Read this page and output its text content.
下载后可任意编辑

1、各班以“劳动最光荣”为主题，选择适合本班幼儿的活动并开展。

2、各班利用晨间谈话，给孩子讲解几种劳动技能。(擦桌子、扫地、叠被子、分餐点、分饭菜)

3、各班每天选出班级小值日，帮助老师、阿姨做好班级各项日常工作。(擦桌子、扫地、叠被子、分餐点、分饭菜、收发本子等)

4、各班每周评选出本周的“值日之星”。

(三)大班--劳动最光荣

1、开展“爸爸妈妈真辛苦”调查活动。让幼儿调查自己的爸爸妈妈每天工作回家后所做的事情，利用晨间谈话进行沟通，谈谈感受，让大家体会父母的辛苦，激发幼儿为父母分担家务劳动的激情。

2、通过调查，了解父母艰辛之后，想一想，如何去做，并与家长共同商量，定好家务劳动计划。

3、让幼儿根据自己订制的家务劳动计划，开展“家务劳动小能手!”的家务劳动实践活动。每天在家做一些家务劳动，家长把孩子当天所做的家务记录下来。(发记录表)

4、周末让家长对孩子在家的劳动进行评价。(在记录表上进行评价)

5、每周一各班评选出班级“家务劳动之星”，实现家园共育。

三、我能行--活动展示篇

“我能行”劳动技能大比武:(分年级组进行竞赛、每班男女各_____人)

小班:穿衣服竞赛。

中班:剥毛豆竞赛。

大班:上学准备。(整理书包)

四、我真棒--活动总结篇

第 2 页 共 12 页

━━━━━━━━

Write out the whole listing again, exactly as it stands.

Read this page and output its text content.
下载后可任意编辑

1、各班以“劳动最光荣”为主题，选择适合本班幼儿的活动并开展。

2、各班利用晨间谈话，给孩子讲解几种劳动技能。(擦桌子、扫地、叠被子、分餐点、分饭菜)

3、各班每天选出班级小值日，帮助老师、阿姨做好班级各项日常工作。(擦桌子、扫地、叠被子、分餐点、分饭菜、收发本子等)

4、各班每周评选出本周的“值日之星”。

(三)大班--劳动最光荣

1、开展“爸爸妈妈真辛苦”调查活动。让幼儿调查自己的爸爸妈妈每天工作回家后所做的事情，利用晨间谈话进行沟通，谈谈感受，让大家体会父母的辛苦，激发幼儿为父母分担家务劳动的激情。

2、通过调查，了解父母艰辛之后，想一想，如何去做，并与家长共同商量，定好家务劳动计划。

3、让幼儿根据自己订制的家务劳动计划，开展“家务劳动小能手!”的家务劳动实践活动。每天在家做一些家务劳动，家长把孩子当天所做的家务记录下来。(发记录表)

4、周末让家长对孩子在家的劳动进行评价。(在记录表上进行评价)

5、每周一各班评选出班级“家务劳动之星”，实现家园共育。

三、我能行--活动展示篇

“我能行”劳动技能大比武:(分年级组进行竞赛、每班男女各_____人)

小班:穿衣服竞赛。

中班:剥毛豆竞赛。

大班:上学准备。(整理书包)

四、我真棒--活动总结篇

第 2 页 共 12 页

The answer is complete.